**** Data shown

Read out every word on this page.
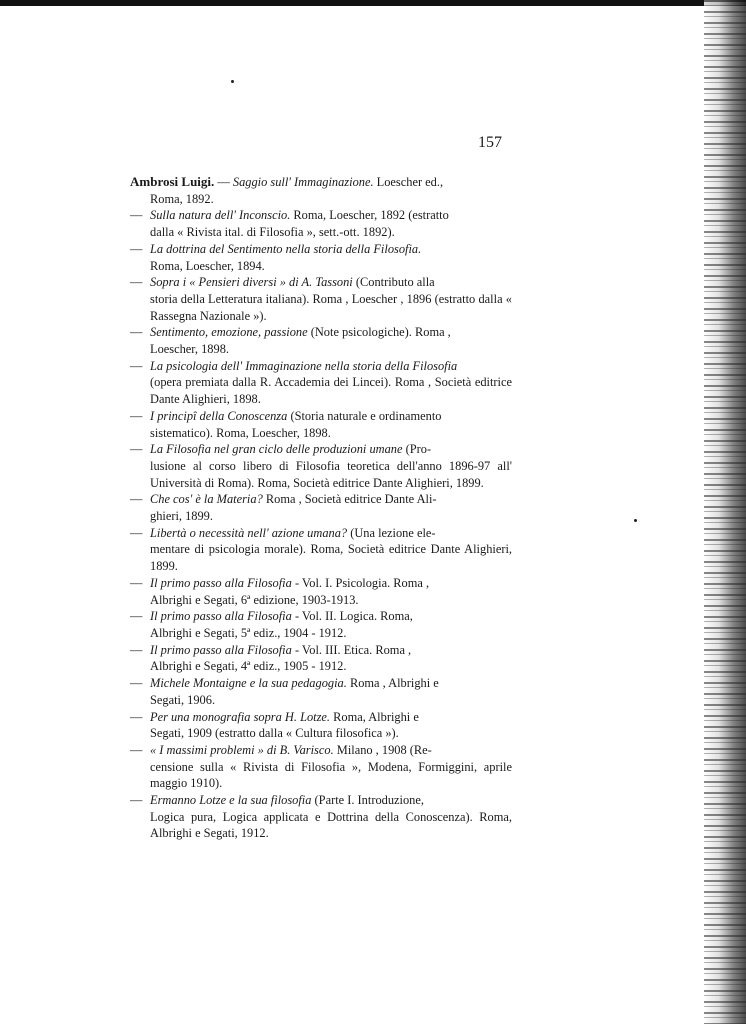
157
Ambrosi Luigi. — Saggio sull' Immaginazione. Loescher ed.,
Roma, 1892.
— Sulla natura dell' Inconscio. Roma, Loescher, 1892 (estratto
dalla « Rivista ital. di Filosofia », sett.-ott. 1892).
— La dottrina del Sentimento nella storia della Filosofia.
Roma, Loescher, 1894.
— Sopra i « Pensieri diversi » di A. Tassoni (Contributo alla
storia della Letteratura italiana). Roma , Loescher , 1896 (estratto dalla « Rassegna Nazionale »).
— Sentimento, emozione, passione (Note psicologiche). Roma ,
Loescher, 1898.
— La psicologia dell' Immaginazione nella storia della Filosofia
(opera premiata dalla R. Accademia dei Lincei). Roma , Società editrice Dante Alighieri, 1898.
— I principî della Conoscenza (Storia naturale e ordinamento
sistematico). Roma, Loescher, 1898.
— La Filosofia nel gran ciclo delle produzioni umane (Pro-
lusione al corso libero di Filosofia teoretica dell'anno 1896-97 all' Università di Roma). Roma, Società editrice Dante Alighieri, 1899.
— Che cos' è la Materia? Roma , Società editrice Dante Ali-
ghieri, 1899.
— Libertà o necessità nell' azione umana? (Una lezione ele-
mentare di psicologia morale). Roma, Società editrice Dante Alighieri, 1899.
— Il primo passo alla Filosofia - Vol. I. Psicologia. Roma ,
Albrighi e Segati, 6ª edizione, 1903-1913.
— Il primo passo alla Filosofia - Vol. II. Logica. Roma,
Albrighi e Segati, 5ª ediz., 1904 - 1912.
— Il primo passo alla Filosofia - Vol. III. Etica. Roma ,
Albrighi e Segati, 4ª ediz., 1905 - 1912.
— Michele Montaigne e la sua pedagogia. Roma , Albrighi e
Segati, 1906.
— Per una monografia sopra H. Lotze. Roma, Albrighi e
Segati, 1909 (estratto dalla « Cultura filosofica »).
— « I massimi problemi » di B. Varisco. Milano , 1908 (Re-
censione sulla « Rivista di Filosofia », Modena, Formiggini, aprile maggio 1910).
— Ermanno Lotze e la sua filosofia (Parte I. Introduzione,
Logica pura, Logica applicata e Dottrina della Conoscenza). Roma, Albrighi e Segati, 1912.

********
**** Data shown

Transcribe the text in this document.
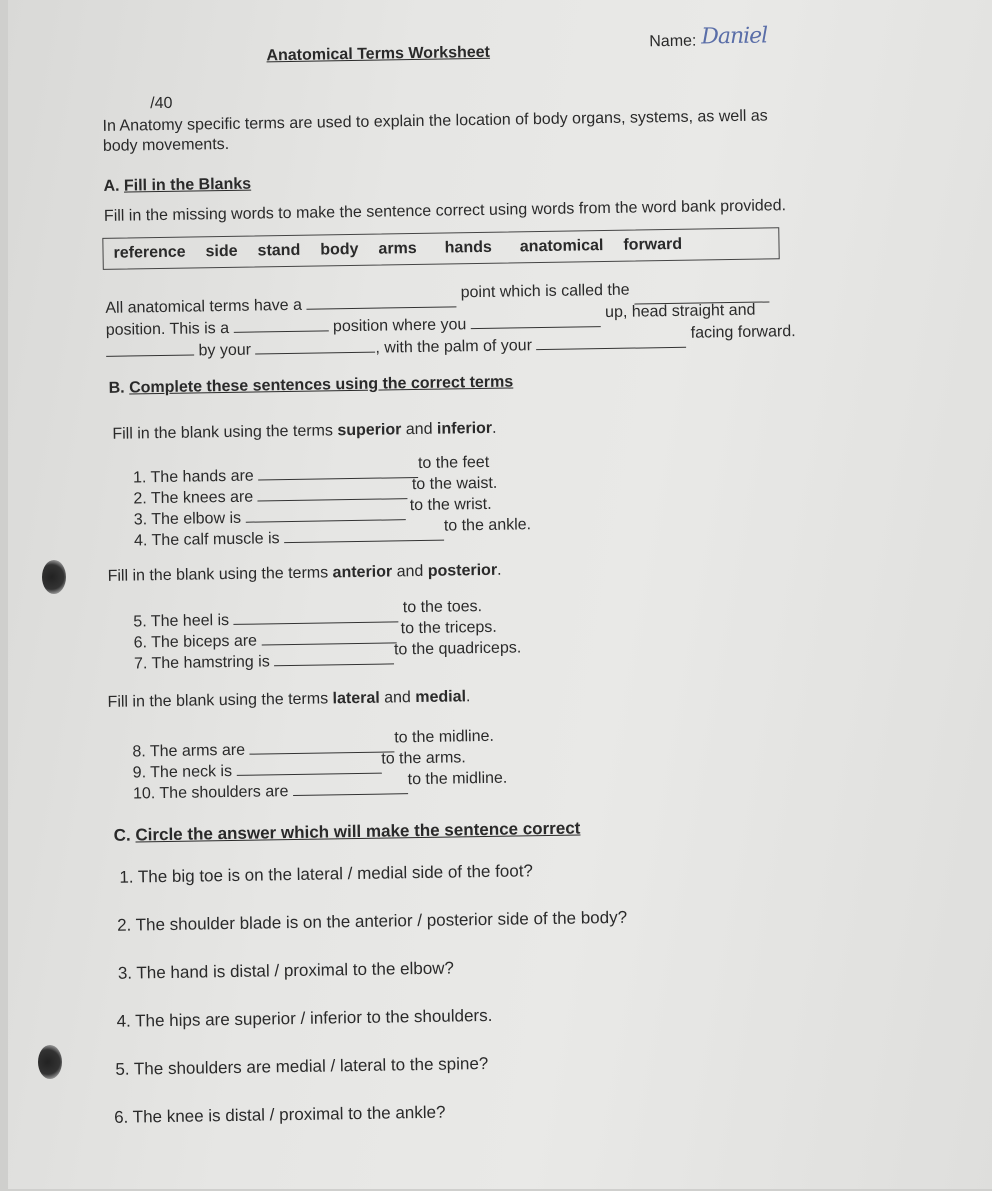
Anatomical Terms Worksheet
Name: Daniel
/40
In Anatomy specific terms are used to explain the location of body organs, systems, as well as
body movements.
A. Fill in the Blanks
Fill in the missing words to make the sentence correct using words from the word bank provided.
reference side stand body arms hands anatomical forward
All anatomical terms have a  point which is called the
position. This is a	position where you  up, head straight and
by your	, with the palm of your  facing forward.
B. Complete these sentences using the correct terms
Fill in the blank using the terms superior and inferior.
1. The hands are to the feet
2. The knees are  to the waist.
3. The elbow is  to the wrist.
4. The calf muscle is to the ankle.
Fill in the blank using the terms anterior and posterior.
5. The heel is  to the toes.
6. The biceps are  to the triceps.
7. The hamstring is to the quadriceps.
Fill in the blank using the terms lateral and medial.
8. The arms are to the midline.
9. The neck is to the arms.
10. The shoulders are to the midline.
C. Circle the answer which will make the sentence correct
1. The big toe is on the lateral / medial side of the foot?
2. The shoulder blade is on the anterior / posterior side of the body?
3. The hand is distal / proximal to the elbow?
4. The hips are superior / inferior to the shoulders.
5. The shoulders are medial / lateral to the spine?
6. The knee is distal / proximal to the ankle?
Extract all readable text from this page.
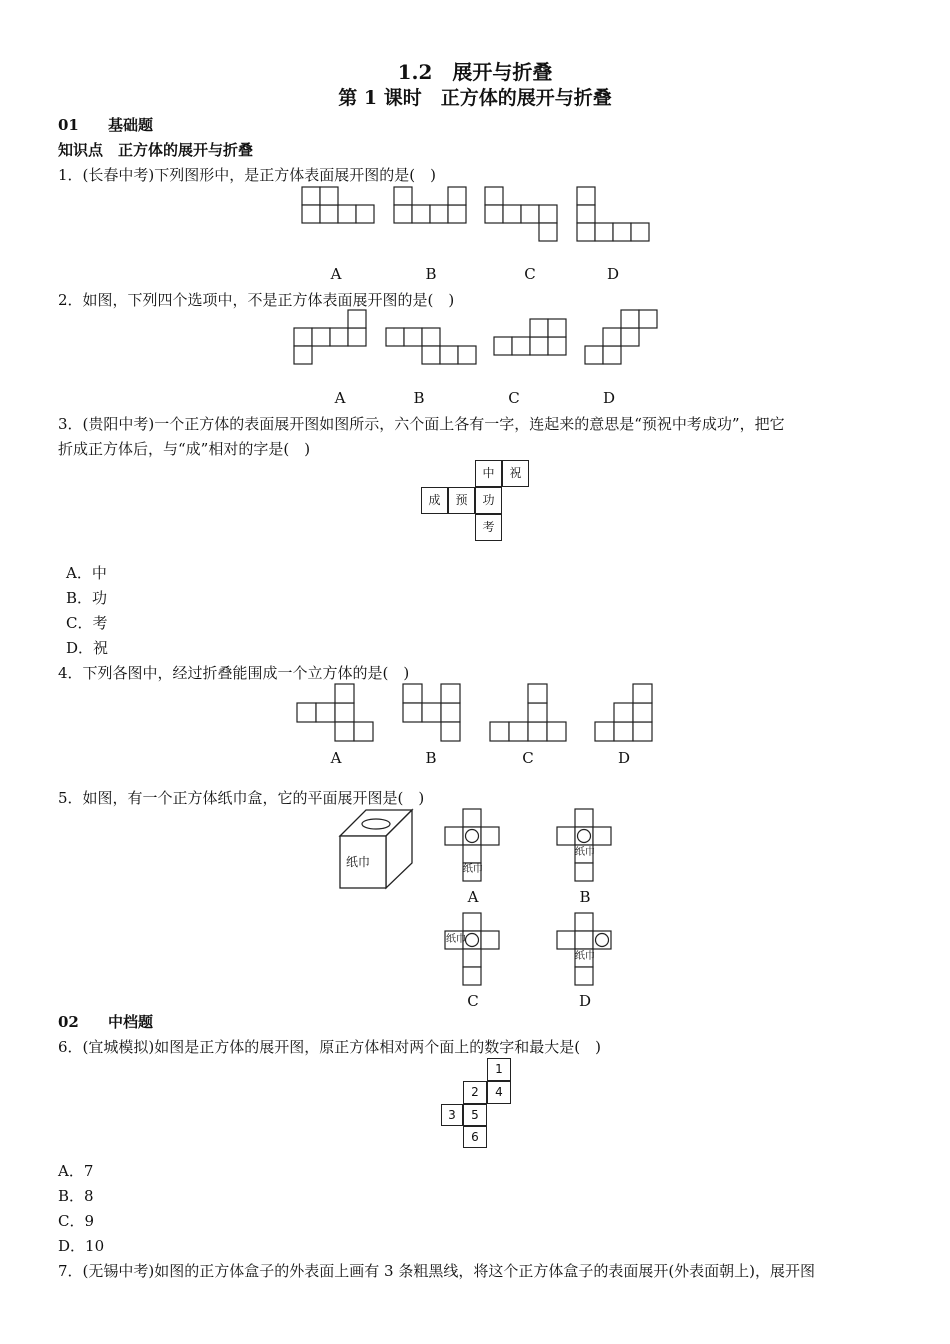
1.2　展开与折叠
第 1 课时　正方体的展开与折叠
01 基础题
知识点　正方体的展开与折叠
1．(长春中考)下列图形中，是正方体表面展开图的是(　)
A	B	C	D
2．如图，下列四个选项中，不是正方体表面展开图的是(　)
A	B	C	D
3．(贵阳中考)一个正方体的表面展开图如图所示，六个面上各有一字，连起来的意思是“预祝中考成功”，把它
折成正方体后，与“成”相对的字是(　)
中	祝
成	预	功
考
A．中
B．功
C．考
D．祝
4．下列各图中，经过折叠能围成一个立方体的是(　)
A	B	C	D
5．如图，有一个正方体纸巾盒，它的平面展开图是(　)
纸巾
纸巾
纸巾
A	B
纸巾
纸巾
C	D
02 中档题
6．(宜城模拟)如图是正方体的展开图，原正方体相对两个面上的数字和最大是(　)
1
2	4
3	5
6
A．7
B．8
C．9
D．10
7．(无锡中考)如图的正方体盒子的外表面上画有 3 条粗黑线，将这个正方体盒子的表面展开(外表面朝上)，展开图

********

Report how many lines of the listing hold the string "Società", giving only the number.

* **Exercise answer**:
4